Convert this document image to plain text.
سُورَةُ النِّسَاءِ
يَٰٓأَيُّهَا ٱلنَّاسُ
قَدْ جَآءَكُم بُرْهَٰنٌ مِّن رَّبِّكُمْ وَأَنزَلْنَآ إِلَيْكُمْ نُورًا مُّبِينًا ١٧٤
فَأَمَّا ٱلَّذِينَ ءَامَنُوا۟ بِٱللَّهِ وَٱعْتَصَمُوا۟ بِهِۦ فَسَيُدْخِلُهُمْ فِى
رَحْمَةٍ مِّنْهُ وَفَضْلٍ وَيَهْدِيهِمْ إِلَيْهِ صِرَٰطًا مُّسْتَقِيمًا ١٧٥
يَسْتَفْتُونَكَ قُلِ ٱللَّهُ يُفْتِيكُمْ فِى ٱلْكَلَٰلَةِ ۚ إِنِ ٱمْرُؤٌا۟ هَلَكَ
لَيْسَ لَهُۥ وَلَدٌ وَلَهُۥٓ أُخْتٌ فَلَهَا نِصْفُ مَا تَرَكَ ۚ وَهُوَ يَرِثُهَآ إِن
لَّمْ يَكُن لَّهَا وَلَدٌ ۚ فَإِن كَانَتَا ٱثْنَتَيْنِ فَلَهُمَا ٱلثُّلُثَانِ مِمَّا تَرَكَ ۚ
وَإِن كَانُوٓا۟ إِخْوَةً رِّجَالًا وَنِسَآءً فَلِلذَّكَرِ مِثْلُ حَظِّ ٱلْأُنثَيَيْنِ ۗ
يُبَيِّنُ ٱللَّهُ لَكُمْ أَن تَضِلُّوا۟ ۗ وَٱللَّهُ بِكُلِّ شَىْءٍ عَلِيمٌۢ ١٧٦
=-=-=
Required work:
Faithfully transcribe the whole of the data.

Exercise result:
Convert this document image to plain text.
سُورَةُ النِّسَاءِ
يَٰٓأَيُّهَا ٱلنَّاسُ
قَدْ جَآءَكُم بُرْهَٰنٌ مِّن رَّبِّكُمْ وَأَنزَلْنَآ إِلَيْكُمْ نُورًا مُّبِينًا ١٧٤
فَأَمَّا ٱلَّذِينَ ءَامَنُوا۟ بِٱللَّهِ وَٱعْتَصَمُوا۟ بِهِۦ فَسَيُدْخِلُهُمْ فِى
رَحْمَةٍ مِّنْهُ وَفَضْلٍ وَيَهْدِيهِمْ إِلَيْهِ صِرَٰطًا مُّسْتَقِيمًا ١٧٥
يَسْتَفْتُونَكَ قُلِ ٱللَّهُ يُفْتِيكُمْ فِى ٱلْكَلَٰلَةِ ۚ إِنِ ٱمْرُؤٌا۟ هَلَكَ
لَيْسَ لَهُۥ وَلَدٌ وَلَهُۥٓ أُخْتٌ فَلَهَا نِصْفُ مَا تَرَكَ ۚ وَهُوَ يَرِثُهَآ إِن
لَّمْ يَكُن لَّهَا وَلَدٌ ۚ فَإِن كَانَتَا ٱثْنَتَيْنِ فَلَهُمَا ٱلثُّلُثَانِ مِمَّا تَرَكَ ۚ
وَإِن كَانُوٓا۟ إِخْوَةً رِّجَالًا وَنِسَآءً فَلِلذَّكَرِ مِثْلُ حَظِّ ٱلْأُنثَيَيْنِ ۗ
يُبَيِّنُ ٱللَّهُ لَكُمْ أَن تَضِلُّوا۟ ۗ وَٱللَّهُ بِكُلِّ شَىْءٍ عَلِيمٌۢ ١٧٦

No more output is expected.